━━━━━ Supplied data ━━━━━

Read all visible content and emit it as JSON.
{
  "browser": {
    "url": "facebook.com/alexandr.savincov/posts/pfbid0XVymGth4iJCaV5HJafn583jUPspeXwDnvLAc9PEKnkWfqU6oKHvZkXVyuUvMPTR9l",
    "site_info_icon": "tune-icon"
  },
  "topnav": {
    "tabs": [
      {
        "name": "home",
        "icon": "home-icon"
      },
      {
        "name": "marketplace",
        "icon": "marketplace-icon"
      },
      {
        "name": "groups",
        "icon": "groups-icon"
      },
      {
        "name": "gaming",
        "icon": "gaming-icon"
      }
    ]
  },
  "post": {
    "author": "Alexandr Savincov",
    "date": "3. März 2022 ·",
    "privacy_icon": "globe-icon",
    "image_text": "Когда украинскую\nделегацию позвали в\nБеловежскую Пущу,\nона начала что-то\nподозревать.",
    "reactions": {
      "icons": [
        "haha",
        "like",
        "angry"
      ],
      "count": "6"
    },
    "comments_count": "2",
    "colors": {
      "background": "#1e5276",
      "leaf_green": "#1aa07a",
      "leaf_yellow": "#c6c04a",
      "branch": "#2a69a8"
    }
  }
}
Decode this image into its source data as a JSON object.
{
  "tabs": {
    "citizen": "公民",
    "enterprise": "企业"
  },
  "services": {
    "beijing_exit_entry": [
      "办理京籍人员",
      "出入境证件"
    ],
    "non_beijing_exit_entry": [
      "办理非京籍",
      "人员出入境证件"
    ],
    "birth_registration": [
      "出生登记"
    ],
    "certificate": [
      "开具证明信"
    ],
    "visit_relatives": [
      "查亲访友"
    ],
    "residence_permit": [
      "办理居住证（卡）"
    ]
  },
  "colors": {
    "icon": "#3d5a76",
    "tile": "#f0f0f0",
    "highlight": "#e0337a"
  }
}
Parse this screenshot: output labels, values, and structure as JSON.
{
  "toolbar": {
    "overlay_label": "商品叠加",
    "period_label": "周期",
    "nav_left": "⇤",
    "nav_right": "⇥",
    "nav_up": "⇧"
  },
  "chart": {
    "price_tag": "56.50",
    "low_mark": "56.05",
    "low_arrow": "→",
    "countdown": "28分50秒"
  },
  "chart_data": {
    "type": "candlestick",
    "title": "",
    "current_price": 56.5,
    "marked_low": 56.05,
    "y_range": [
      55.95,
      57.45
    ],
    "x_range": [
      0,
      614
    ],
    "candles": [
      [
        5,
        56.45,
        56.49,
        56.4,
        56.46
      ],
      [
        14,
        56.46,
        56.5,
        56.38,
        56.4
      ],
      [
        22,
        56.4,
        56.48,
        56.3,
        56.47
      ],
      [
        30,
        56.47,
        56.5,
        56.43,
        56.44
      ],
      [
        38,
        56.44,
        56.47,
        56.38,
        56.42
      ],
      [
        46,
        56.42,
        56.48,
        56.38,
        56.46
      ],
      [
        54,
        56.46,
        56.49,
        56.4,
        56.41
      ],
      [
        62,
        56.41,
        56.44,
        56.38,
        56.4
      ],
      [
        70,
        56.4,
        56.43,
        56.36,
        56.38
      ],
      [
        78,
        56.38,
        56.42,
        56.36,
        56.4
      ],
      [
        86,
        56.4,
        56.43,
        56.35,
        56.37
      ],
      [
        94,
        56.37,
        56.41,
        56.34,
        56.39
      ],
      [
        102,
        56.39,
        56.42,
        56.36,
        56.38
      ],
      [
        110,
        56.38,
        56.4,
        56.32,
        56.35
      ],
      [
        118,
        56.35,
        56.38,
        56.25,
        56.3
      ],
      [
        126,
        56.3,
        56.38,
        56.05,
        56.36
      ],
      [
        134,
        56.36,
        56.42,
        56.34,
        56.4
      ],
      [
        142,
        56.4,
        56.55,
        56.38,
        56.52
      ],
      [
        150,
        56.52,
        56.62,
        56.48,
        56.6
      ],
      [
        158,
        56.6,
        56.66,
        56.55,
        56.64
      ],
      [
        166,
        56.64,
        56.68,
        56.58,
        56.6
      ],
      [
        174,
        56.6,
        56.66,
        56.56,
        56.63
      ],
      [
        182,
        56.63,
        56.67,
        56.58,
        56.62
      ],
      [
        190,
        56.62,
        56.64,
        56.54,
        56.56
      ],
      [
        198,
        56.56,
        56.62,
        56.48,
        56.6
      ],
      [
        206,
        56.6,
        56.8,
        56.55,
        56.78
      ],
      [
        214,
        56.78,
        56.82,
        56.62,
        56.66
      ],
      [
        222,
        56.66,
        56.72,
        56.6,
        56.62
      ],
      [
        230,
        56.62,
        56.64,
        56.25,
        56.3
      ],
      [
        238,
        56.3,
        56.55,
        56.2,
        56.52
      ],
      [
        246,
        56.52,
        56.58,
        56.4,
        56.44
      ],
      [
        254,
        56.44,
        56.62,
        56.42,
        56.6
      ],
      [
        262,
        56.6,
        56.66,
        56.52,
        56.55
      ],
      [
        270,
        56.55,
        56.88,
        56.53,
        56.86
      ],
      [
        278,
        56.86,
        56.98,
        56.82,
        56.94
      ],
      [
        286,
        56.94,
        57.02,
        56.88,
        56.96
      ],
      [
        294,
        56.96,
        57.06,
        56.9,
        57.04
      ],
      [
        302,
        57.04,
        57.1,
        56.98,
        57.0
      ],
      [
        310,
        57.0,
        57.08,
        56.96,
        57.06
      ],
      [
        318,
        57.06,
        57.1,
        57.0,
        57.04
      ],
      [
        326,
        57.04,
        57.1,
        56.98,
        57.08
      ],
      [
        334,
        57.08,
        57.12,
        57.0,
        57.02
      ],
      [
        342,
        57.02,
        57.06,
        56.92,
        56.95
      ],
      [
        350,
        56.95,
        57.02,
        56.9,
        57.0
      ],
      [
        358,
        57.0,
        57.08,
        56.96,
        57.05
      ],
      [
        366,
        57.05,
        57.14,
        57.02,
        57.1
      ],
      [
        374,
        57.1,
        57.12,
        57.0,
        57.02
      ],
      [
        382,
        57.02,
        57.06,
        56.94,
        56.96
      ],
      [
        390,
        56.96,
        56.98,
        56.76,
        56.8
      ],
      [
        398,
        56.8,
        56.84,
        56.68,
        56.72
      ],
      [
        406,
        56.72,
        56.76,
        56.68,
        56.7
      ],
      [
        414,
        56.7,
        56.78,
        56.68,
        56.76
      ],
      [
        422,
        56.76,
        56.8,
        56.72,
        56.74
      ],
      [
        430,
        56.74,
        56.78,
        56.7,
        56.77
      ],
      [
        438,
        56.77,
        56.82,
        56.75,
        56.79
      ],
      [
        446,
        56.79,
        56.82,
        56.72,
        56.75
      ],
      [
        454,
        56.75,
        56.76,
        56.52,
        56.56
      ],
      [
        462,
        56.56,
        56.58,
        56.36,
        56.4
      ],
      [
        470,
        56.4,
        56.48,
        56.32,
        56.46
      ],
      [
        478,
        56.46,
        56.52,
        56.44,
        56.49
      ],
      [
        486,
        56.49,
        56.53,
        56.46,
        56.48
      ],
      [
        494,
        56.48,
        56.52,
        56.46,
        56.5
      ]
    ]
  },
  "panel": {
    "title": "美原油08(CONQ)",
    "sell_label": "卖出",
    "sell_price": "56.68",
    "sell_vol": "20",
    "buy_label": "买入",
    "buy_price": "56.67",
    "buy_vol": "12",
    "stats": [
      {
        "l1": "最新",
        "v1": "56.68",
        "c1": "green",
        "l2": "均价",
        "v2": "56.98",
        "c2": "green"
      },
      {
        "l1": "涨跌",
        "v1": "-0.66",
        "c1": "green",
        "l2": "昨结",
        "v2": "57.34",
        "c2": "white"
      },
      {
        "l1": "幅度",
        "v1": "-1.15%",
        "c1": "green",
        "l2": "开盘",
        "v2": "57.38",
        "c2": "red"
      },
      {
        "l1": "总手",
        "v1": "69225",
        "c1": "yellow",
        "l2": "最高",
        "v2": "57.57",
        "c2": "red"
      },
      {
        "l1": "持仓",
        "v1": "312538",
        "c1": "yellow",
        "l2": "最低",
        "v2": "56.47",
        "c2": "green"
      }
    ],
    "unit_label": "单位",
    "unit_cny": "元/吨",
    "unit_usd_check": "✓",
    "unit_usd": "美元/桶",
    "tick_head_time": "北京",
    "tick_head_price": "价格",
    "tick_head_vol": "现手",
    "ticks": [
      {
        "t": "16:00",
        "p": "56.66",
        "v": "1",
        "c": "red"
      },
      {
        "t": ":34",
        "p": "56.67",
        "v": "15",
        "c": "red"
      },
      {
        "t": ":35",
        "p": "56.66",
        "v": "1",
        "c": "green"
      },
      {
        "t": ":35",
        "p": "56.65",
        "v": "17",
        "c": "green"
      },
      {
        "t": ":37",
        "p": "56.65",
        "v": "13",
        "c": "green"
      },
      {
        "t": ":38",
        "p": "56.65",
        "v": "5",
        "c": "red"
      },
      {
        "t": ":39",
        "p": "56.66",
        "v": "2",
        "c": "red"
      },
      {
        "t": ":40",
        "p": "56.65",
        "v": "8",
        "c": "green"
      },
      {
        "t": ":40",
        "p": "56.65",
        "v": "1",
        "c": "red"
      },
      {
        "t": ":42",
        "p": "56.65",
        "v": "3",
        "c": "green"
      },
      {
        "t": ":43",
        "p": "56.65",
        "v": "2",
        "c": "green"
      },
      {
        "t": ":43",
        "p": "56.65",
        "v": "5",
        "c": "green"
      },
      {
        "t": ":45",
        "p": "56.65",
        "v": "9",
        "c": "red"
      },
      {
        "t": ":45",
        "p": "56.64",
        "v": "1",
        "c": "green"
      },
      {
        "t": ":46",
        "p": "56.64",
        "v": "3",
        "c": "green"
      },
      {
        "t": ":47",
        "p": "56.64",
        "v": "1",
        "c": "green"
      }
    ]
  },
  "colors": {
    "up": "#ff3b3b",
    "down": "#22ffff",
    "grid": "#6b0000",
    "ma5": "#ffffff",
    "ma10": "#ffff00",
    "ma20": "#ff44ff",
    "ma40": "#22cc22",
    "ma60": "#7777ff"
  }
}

━━━━━

## What to do
Search the data above for the word "name", then gather each line in which it appears.

## Task result
        "name": "home",
        "name": "marketplace",
        "name": "groups",
        "name": "gaming",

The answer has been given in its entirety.